**Task instructions:** Scan the entries below. List each line with "title".
╔══
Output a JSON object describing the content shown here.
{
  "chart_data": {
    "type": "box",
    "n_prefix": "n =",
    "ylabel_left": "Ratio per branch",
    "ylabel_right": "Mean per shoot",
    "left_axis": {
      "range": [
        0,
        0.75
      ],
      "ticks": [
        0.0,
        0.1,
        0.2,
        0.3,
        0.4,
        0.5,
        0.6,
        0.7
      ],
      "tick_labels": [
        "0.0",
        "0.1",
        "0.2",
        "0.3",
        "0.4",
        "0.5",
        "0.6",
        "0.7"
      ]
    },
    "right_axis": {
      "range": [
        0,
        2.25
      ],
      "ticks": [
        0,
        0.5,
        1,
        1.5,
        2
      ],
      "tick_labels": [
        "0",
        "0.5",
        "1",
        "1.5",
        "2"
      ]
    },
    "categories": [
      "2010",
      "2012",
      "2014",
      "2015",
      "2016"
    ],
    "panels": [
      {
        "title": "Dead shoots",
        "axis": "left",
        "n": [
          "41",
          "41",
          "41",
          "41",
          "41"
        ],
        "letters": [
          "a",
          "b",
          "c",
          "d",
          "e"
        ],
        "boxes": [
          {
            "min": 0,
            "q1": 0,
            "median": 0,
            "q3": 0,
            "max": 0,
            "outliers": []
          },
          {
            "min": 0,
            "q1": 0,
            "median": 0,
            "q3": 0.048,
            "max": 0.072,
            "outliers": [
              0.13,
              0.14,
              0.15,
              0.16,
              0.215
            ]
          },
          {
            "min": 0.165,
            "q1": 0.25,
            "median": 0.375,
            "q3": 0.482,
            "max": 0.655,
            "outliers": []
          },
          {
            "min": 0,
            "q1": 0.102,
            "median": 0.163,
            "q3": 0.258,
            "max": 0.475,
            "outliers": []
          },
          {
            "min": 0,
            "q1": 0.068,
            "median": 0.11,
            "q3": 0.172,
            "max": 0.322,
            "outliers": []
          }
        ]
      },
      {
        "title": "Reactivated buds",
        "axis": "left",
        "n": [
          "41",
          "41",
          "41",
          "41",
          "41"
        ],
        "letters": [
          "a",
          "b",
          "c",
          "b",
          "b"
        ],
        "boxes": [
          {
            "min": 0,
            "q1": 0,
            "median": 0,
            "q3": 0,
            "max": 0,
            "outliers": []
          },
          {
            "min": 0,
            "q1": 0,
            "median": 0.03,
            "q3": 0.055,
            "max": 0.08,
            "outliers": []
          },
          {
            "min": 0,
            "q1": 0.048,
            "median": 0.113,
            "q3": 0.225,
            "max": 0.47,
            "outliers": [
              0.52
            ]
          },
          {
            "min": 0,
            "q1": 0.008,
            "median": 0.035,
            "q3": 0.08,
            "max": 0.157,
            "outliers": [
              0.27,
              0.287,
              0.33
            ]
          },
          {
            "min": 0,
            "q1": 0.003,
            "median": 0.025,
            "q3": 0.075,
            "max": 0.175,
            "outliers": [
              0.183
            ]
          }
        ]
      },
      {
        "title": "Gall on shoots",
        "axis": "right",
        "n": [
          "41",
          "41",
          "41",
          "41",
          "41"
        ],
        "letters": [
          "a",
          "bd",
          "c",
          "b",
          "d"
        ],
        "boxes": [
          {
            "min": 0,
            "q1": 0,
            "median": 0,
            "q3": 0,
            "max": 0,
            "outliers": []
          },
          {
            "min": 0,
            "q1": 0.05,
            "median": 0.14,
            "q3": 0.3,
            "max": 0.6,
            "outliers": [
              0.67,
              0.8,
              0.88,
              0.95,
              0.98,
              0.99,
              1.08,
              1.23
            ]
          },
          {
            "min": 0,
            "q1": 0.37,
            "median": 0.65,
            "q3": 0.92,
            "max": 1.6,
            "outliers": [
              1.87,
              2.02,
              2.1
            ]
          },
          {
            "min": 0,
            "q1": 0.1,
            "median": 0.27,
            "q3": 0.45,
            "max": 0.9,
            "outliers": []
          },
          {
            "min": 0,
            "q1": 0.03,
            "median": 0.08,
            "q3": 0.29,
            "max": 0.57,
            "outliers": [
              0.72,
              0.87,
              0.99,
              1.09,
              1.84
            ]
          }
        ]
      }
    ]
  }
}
╚══
**Right answer:**
        "title": "Dead shoots",
        "title": "Reactivated buds",
        "title": "Gall on shoots",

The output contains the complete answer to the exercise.